__THE PROBLEM__
Reproduce the lines of the records verbatim, from the line with "y-tick-label: 5 % <box>14 129 63 157</box>" up to and including the line with "legend-label: Schlussüberschussbeteiligung und".
* * * *
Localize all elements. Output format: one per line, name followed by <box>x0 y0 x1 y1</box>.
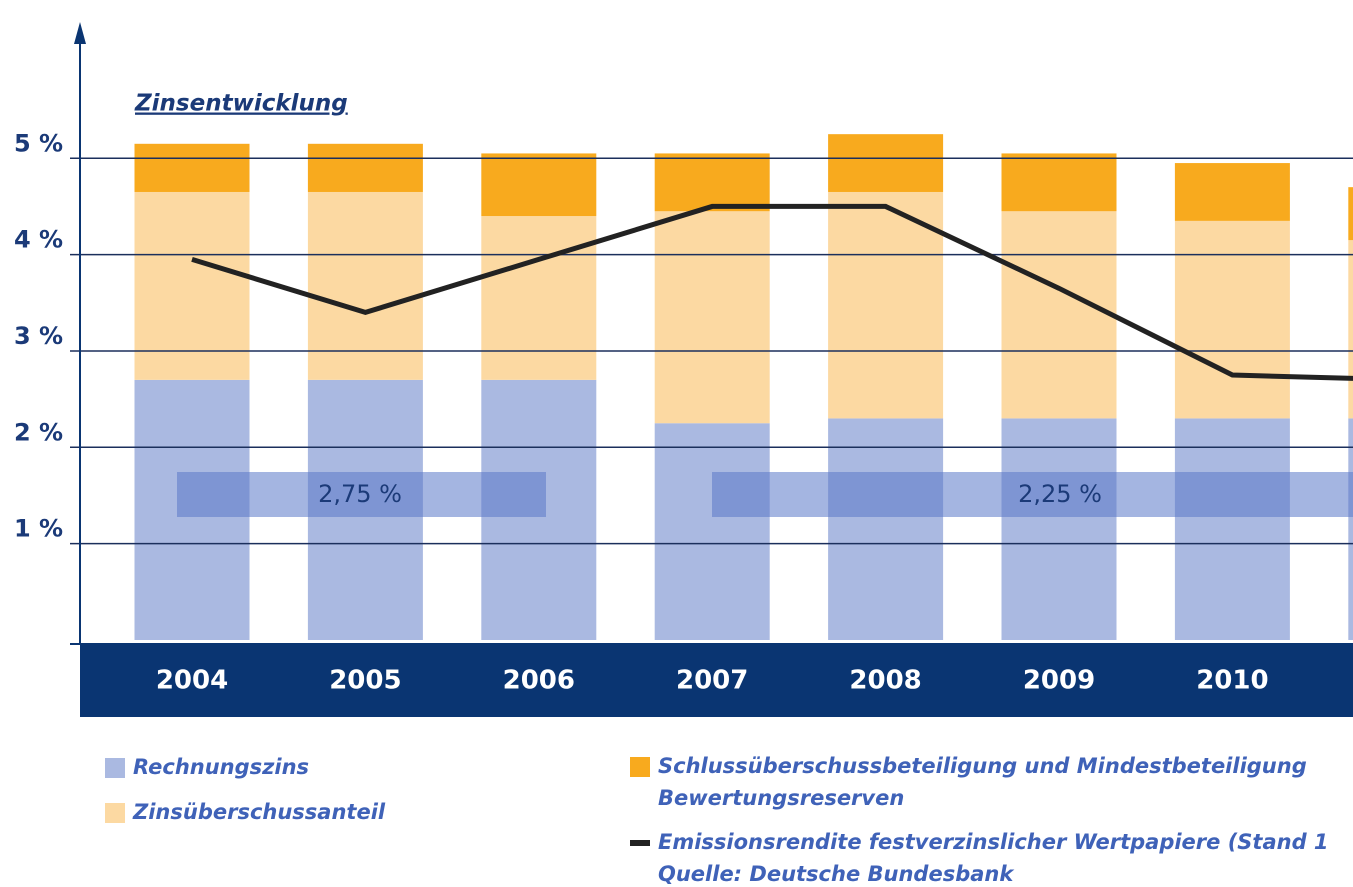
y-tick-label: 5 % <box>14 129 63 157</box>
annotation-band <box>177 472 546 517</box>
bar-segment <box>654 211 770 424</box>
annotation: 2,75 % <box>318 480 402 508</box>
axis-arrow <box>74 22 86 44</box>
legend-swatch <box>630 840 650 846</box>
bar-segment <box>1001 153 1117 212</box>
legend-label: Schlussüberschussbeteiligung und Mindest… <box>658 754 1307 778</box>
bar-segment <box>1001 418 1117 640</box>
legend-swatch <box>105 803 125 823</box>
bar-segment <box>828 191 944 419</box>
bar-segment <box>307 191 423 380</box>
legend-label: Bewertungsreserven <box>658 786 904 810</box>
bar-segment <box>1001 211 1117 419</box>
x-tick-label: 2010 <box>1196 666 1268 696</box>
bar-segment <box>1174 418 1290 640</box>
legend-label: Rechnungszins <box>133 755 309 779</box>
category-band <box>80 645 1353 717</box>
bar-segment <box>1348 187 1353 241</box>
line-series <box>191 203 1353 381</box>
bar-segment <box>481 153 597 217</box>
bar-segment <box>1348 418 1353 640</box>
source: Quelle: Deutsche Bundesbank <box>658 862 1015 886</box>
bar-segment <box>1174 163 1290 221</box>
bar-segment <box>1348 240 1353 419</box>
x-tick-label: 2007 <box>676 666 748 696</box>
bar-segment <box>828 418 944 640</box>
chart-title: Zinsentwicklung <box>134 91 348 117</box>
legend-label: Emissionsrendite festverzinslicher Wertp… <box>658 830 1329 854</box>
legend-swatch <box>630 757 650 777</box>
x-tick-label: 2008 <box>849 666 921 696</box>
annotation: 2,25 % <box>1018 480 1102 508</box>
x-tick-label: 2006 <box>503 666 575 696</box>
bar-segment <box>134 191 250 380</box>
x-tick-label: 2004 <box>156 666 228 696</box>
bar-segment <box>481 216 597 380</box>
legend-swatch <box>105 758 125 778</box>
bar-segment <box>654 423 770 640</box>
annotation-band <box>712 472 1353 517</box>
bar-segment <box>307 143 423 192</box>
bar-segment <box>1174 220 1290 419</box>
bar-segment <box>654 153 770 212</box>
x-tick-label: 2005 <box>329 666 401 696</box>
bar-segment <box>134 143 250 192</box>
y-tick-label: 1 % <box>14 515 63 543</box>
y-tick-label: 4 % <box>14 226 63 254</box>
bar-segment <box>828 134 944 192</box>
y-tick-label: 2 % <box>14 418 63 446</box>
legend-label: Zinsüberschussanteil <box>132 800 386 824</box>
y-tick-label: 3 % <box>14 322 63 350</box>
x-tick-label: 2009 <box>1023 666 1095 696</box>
* * * *
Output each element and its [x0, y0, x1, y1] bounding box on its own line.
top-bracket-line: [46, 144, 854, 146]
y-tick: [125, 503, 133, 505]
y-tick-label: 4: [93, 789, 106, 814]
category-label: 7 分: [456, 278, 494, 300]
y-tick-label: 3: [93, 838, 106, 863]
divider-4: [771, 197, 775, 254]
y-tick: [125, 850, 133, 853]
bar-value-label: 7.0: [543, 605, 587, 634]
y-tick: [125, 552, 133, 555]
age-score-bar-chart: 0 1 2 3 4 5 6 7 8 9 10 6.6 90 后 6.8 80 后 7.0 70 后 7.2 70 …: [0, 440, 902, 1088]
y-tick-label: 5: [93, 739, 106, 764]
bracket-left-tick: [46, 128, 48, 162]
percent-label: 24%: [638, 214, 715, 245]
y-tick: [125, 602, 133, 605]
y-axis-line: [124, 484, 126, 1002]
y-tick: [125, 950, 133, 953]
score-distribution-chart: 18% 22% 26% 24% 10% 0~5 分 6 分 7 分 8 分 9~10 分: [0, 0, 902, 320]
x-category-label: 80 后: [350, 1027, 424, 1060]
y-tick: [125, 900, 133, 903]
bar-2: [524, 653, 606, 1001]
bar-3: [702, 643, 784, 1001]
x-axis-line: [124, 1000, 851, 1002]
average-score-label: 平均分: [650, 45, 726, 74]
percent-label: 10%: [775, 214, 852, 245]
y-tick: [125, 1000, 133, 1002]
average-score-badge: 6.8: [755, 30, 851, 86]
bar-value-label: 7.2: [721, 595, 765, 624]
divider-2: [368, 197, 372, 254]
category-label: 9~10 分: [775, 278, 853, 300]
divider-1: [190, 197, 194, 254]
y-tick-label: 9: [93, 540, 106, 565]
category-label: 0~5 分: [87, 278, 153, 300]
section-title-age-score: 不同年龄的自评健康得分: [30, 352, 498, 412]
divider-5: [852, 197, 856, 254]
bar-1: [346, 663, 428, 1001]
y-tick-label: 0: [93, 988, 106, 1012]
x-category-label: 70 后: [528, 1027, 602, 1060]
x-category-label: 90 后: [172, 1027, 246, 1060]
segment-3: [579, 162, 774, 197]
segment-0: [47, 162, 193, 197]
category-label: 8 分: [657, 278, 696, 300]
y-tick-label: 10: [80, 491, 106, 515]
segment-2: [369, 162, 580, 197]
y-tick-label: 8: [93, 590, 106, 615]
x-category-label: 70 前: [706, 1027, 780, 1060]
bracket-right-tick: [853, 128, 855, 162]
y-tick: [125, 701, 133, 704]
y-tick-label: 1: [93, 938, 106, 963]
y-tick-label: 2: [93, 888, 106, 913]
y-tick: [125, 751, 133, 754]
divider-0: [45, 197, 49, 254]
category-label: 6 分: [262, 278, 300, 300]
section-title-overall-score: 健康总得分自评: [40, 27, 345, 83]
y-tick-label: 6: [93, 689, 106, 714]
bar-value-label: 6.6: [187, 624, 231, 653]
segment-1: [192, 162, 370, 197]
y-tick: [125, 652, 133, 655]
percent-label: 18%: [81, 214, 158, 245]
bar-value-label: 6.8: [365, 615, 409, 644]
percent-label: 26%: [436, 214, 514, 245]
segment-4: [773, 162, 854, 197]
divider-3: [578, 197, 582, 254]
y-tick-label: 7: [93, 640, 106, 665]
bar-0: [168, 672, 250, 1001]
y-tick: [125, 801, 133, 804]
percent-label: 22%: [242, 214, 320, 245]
* * * *
__COMPLETE ANSWER__
y-tick-label: 5 % <box>14 129 63 157</box>
annotation-band <box>177 472 546 517</box>
bar-segment <box>654 211 770 424</box>
annotation: 2,75 % <box>318 480 402 508</box>
axis-arrow <box>74 22 86 44</box>
legend-swatch <box>630 840 650 846</box>
bar-segment <box>1001 153 1117 212</box>
legend-label: Schlussüberschussbeteiligung und Mindest… <box>658 754 1307 778</box>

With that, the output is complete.